What is being asked: Reproduce all of the data exactly, with no line skipped.

Provided entries:
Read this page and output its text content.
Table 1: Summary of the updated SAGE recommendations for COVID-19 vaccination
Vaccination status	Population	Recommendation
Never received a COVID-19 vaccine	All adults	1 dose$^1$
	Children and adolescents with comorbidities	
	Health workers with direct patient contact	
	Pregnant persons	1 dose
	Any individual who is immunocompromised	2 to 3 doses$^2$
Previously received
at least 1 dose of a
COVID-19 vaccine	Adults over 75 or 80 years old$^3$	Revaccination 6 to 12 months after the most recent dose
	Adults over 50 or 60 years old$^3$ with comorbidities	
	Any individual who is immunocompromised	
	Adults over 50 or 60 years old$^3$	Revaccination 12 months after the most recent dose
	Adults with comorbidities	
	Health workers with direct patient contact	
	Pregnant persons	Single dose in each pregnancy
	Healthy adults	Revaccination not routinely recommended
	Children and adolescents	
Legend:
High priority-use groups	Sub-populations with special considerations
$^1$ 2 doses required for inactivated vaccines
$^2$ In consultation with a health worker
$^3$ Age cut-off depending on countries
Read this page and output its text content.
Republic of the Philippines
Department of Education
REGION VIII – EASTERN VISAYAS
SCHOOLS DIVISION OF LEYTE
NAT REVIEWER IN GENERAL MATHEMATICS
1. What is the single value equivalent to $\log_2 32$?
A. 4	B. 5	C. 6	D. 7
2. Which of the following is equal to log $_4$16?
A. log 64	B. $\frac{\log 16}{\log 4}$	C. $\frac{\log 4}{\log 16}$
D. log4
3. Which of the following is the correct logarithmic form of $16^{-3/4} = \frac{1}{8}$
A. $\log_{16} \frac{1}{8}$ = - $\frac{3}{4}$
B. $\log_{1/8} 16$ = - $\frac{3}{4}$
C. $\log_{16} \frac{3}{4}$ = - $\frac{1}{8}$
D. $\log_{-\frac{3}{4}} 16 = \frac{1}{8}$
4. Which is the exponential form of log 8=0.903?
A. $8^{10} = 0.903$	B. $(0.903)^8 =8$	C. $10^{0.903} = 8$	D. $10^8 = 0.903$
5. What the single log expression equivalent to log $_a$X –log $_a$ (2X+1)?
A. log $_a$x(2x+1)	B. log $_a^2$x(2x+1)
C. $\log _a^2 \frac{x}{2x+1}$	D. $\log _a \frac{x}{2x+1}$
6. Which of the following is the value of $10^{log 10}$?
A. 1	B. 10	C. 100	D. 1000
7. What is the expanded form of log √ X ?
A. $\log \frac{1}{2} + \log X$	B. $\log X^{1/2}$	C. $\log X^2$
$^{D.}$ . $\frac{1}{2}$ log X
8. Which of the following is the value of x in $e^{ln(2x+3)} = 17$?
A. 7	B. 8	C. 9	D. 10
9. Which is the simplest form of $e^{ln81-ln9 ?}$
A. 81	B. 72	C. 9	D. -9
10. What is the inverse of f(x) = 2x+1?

The completed task:
Read this page and output its text content.
Table 1: Summary of the updated SAGE recommendations for COVID-19 vaccination
Vaccination status	Population	Recommendation
Never received a COVID-19 vaccine	All adults	1 dose$^1$
	Children and adolescents with comorbidities	
	Health workers with direct patient contact	
	Pregnant persons	1 dose
	Any individual who is immunocompromised	2 to 3 doses$^2$
Previously received
at least 1 dose of a
COVID-19 vaccine	Adults over 75 or 80 years old$^3$	Revaccination 6 to 12 months after the most recent dose
	Adults over 50 or 60 years old$^3$ with comorbidities	
	Any individual who is immunocompromised	
	Adults over 50 or 60 years old$^3$	Revaccination 12 months after the most recent dose
	Adults with comorbidities	
	Health workers with direct patient contact	
	Pregnant persons	Single dose in each pregnancy
	Healthy adults	Revaccination not routinely recommended
	Children and adolescents	
Legend:
High priority-use groups	Sub-populations with special considerations
$^1$ 2 doses required for inactivated vaccines
$^2$ In consultation with a health worker
$^3$ Age cut-off depending on countries
Read this page and output its text content.
Republic of the Philippines
Department of Education
REGION VIII – EASTERN VISAYAS
SCHOOLS DIVISION OF LEYTE
NAT REVIEWER IN GENERAL MATHEMATICS
1. What is the single value equivalent to $\log_2 32$?
A. 4	B. 5	C. 6	D. 7
2. Which of the following is equal to log $_4$16?
A. log 64	B. $\frac{\log 16}{\log 4}$	C. $\frac{\log 4}{\log 16}$
D. log4
3. Which of the following is the correct logarithmic form of $16^{-3/4} = \frac{1}{8}$
A. $\log_{16} \frac{1}{8}$ = - $\frac{3}{4}$
B. $\log_{1/8} 16$ = - $\frac{3}{4}$
C. $\log_{16} \frac{3}{4}$ = - $\frac{1}{8}$
D. $\log_{-\frac{3}{4}} 16 = \frac{1}{8}$
4. Which is the exponential form of log 8=0.903?
A. $8^{10} = 0.903$	B. $(0.903)^8 =8$	C. $10^{0.903} = 8$	D. $10^8 = 0.903$
5. What the single log expression equivalent to log $_a$X –log $_a$ (2X+1)?
A. log $_a$x(2x+1)	B. log $_a^2$x(2x+1)
C. $\log _a^2 \frac{x}{2x+1}$	D. $\log _a \frac{x}{2x+1}$
6. Which of the following is the value of $10^{log 10}$?
A. 1	B. 10	C. 100	D. 1000
7. What is the expanded form of log √ X ?
A. $\log \frac{1}{2} + \log X$	B. $\log X^{1/2}$	C. $\log X^2$
$^{D.}$ . $\frac{1}{2}$ log X
8. Which of the following is the value of x in $e^{ln(2x+3)} = 17$?
A. 7	B. 8	C. 9	D. 10
9. Which is the simplest form of $e^{ln81-ln9 ?}$
A. 81	B. 72	C. 9	D. -9
10. What is the inverse of f(x) = 2x+1?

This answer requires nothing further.